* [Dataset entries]
+++
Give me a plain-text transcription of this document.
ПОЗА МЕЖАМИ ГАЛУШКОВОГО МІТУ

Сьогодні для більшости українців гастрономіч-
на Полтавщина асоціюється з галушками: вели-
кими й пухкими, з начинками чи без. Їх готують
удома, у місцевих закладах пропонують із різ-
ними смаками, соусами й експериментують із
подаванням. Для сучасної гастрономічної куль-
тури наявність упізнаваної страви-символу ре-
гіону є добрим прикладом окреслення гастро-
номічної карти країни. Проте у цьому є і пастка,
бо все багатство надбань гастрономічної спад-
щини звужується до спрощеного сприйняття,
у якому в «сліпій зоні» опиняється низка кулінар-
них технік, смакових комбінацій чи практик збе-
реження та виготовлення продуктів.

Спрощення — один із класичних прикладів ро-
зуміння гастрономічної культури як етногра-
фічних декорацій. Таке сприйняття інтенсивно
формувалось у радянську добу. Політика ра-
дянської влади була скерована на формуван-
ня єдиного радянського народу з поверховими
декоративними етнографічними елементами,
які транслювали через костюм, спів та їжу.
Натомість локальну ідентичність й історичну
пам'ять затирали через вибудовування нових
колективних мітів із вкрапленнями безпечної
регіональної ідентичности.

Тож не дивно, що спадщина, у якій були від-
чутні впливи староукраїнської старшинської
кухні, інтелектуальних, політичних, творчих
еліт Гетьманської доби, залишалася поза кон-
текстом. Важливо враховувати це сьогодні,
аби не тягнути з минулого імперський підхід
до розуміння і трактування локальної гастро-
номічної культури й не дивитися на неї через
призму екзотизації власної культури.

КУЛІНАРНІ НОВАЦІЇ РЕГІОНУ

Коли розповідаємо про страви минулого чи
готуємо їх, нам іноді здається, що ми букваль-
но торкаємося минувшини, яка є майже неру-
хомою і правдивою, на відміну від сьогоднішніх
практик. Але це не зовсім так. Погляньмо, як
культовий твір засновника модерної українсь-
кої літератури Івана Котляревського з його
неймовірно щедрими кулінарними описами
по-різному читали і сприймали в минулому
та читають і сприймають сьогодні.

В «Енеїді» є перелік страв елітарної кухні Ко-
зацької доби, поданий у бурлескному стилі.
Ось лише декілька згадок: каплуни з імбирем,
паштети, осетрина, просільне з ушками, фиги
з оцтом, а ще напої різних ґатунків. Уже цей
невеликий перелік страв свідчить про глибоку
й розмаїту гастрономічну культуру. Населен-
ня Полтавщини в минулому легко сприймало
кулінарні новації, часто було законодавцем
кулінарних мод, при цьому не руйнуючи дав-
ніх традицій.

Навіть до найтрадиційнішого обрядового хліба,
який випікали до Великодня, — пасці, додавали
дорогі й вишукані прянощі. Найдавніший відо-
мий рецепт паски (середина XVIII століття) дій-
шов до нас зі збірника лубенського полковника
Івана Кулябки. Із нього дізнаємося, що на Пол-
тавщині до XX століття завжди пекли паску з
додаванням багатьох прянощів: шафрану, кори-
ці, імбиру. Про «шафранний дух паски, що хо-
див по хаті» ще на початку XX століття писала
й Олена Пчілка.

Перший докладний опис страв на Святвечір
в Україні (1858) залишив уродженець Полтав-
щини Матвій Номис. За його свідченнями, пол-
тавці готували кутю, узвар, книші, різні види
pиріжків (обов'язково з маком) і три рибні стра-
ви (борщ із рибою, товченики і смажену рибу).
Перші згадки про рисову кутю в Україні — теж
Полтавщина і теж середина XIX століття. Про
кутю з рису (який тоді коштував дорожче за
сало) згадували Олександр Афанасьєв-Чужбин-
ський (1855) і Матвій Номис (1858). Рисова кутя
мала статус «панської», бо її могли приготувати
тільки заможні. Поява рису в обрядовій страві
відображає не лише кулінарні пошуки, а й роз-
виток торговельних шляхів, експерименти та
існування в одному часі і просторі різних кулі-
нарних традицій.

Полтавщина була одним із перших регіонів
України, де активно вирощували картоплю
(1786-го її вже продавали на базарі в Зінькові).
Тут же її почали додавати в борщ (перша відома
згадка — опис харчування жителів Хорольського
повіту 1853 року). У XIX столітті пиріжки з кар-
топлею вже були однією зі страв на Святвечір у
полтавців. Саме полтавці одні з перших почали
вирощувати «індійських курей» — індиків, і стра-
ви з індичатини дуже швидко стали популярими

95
+++
* [TASK GOAL]
Check each line of the entries above, and show every one holding the word "перших".

* [EXERCISE RESULT]
Полтавщина була одним із перших регіонів
полтавців. Саме полтавці одні з перших почали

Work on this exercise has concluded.